_Stated task_
Show all lines holding the string "dotted".

[START OF Supplied entries]

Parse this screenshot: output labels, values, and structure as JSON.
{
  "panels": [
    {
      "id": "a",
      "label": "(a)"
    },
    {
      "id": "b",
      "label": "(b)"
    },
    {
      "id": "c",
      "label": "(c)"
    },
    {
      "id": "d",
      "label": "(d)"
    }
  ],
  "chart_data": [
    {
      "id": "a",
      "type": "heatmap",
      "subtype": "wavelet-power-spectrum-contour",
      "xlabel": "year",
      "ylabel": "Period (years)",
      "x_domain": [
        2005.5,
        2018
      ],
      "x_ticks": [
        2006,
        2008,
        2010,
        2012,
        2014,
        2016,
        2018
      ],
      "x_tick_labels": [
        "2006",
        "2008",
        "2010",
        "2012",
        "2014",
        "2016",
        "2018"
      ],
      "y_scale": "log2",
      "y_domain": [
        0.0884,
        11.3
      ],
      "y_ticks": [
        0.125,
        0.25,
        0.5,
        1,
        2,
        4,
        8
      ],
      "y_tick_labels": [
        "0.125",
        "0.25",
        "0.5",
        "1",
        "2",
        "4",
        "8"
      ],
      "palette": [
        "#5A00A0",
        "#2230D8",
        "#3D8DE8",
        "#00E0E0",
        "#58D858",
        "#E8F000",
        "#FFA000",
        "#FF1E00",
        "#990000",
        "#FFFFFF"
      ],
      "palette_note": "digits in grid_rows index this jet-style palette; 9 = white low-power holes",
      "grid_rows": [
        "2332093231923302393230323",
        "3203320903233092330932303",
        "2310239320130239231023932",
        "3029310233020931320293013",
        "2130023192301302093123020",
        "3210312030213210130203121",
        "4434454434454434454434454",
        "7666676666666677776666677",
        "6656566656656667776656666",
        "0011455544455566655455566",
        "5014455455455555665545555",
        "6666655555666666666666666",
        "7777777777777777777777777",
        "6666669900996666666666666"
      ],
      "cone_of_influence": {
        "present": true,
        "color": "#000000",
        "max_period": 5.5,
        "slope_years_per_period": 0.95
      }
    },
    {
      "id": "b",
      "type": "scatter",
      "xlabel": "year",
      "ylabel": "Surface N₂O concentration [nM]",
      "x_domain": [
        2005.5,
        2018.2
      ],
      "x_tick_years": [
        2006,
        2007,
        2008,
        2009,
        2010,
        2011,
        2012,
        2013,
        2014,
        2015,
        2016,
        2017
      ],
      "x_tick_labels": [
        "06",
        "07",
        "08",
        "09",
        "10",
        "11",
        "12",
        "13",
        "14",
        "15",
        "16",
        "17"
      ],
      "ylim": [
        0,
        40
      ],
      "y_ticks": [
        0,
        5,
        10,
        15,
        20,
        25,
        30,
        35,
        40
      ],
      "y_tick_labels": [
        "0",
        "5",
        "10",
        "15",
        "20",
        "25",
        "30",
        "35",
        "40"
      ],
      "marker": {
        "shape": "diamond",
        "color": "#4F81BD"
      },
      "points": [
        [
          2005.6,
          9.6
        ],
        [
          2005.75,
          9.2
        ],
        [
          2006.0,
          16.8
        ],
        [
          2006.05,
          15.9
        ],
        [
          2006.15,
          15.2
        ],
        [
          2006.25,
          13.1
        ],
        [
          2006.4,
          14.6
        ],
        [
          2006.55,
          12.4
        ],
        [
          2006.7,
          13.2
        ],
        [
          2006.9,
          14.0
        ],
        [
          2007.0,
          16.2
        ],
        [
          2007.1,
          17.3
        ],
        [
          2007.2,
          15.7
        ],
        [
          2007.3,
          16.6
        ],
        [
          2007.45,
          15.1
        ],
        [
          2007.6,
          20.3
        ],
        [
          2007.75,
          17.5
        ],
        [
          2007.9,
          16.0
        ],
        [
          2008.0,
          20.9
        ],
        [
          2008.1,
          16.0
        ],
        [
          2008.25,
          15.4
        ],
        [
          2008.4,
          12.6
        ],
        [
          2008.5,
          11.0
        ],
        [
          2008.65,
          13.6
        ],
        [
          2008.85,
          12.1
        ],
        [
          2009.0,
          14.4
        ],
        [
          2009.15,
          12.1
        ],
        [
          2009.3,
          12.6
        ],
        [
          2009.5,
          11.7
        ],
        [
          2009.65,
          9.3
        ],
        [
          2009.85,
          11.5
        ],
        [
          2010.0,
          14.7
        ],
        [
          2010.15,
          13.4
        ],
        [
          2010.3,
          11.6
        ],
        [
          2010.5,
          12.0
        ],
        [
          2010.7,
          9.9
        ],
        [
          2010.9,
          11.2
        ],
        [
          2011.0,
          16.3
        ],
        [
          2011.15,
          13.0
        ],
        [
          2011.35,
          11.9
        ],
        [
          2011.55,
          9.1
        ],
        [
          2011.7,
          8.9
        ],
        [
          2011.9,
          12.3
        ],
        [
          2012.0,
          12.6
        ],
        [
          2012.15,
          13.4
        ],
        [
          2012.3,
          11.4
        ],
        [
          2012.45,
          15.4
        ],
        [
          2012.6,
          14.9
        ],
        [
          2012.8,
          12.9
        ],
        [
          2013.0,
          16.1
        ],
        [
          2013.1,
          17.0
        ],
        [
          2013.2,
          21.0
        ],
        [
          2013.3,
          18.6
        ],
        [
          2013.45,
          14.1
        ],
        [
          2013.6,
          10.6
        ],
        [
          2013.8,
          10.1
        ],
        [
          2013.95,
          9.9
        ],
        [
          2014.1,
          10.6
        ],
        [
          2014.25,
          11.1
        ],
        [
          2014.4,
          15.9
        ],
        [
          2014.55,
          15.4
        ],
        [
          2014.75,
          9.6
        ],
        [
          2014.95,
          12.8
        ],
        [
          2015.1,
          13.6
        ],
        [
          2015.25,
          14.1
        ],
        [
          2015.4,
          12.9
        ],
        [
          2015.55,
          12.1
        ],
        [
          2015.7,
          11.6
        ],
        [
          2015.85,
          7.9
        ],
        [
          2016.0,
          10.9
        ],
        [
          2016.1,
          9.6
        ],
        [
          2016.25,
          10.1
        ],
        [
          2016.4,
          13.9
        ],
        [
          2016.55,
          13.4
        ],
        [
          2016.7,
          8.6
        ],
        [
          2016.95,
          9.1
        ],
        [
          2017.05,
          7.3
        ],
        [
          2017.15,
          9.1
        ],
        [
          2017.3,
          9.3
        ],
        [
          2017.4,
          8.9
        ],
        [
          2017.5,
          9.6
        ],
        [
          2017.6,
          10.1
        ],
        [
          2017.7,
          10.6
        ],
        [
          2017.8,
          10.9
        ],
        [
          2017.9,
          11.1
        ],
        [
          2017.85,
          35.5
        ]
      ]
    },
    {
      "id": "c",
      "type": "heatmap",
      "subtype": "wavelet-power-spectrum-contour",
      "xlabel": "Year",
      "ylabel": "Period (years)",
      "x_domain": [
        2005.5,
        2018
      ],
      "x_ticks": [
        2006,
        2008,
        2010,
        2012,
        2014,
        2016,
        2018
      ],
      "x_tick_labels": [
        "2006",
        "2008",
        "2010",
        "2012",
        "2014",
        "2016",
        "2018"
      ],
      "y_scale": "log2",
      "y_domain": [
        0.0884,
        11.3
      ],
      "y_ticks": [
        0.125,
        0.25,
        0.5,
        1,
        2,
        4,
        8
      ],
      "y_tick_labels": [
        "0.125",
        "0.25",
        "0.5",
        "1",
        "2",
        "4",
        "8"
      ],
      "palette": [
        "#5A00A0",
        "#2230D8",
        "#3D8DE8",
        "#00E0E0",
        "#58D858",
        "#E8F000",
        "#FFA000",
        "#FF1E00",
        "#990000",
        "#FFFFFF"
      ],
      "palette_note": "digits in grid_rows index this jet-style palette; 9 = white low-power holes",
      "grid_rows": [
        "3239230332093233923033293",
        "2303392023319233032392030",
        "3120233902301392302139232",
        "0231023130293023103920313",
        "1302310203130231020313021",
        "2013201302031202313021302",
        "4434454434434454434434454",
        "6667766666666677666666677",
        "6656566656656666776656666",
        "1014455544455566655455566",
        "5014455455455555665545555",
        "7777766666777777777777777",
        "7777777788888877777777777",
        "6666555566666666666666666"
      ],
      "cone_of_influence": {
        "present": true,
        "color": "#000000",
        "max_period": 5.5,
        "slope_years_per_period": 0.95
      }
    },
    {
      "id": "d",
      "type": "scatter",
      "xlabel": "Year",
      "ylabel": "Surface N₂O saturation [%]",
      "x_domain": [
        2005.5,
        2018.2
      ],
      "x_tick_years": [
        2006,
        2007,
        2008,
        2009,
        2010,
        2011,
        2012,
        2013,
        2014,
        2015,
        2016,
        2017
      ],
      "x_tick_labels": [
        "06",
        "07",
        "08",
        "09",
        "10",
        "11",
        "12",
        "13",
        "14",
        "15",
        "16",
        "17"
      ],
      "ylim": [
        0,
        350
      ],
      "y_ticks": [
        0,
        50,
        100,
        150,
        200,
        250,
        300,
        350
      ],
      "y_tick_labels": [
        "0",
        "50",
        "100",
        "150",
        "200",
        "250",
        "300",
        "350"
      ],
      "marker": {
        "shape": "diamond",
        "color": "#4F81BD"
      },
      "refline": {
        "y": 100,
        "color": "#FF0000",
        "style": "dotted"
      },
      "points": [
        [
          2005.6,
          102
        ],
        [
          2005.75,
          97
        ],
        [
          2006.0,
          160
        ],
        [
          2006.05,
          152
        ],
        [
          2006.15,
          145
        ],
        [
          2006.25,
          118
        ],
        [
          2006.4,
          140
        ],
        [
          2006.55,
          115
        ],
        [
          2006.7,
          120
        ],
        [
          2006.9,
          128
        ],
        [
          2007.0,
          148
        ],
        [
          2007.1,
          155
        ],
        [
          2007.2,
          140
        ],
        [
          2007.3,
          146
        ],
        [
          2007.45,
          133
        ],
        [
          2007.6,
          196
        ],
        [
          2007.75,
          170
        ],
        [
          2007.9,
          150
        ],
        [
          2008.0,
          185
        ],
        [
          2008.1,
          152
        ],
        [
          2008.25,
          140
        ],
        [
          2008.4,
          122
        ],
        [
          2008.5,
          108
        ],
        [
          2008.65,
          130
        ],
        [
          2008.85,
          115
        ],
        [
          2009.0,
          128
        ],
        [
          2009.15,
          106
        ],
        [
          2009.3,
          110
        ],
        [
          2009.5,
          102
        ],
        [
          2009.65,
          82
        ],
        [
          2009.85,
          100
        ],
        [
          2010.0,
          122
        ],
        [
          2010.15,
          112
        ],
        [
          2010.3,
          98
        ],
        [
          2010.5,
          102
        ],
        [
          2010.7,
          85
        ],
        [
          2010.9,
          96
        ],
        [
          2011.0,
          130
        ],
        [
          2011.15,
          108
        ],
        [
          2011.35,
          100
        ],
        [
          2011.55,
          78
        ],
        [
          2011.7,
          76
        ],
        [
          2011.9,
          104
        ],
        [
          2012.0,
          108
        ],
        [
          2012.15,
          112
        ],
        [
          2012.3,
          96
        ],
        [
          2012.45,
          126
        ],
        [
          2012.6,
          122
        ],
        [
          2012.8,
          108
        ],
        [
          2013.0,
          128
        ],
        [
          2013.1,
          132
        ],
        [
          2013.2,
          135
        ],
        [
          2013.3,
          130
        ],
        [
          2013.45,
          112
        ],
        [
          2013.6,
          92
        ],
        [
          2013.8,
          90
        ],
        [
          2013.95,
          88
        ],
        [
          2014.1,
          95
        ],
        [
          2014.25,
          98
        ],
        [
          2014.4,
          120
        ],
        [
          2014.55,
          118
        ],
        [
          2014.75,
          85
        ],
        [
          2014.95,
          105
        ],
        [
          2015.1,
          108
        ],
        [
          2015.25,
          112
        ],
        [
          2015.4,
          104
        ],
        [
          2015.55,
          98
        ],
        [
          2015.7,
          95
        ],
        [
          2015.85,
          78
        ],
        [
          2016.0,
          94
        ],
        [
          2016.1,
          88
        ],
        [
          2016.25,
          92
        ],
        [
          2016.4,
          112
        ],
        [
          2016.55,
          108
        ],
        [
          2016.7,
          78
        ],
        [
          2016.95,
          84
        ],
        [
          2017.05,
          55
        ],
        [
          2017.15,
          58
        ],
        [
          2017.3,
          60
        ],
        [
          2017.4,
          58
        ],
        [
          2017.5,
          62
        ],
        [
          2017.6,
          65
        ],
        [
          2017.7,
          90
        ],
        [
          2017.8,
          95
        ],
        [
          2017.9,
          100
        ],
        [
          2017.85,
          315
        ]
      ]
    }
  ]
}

[END OF Supplied entries]
[START OF Supplied entries]

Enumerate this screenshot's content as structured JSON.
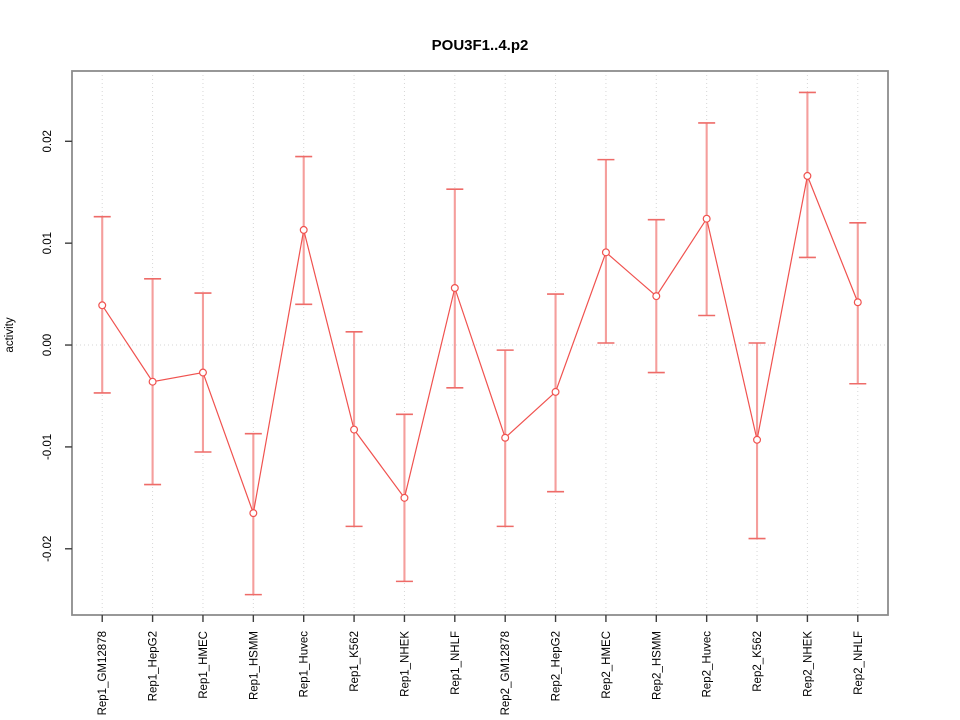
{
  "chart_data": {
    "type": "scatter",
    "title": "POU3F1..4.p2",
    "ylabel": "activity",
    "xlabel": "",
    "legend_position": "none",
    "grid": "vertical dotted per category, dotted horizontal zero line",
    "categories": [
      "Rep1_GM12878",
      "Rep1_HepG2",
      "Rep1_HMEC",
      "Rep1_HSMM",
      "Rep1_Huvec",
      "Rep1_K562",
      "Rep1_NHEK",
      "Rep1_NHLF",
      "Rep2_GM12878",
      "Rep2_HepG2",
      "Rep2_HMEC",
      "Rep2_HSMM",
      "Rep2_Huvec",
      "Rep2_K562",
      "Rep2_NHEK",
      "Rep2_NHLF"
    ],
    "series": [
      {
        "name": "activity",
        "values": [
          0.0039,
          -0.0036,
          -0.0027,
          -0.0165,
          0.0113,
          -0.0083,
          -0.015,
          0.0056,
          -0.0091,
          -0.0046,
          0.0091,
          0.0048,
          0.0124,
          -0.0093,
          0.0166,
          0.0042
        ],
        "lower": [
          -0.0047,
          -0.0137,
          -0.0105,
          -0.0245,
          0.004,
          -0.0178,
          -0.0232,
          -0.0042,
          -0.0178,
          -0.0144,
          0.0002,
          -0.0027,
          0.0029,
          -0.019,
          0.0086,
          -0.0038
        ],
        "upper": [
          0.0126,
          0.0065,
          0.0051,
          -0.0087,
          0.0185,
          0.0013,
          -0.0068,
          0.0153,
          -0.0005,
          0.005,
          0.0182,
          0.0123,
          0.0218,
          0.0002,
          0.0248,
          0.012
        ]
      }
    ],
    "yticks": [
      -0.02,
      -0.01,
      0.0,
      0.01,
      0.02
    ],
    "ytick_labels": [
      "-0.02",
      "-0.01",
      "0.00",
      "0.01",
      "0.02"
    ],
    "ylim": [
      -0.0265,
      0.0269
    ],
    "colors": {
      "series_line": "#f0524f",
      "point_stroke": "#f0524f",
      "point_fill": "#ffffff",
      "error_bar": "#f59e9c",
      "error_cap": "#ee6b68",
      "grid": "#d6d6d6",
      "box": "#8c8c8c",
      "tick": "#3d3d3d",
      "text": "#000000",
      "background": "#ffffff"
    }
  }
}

[END OF Supplied entries]
[START OF Supplied entries]

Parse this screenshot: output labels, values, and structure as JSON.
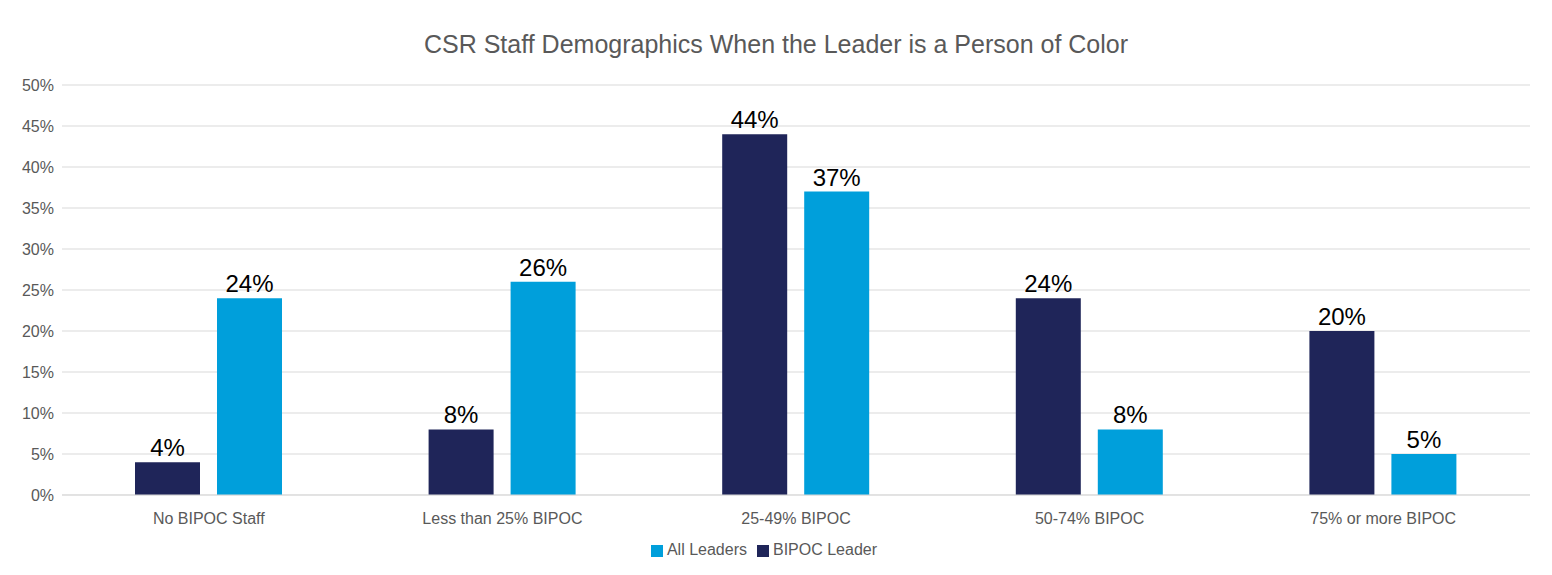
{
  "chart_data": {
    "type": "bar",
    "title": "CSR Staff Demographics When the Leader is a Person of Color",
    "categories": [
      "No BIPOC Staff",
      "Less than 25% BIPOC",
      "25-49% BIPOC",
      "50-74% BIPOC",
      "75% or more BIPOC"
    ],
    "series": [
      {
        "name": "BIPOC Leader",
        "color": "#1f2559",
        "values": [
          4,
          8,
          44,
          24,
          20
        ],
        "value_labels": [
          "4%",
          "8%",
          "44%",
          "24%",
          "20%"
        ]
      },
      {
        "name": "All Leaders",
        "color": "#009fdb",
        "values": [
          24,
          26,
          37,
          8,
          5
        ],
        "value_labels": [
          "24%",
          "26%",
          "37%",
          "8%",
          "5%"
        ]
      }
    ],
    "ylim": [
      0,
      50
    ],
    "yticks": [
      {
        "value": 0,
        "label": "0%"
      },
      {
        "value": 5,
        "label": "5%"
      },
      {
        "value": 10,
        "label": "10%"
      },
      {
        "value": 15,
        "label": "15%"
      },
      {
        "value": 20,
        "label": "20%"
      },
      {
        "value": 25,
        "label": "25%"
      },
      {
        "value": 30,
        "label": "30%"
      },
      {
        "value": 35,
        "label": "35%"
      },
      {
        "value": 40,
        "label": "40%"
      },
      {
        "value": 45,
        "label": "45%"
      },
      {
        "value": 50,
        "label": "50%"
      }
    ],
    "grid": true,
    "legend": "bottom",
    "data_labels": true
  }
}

[END OF Supplied entries]

_Solution for this problem_
        "style": "dotted"
    "grid": "vertical dotted per category, dotted horizontal zero line",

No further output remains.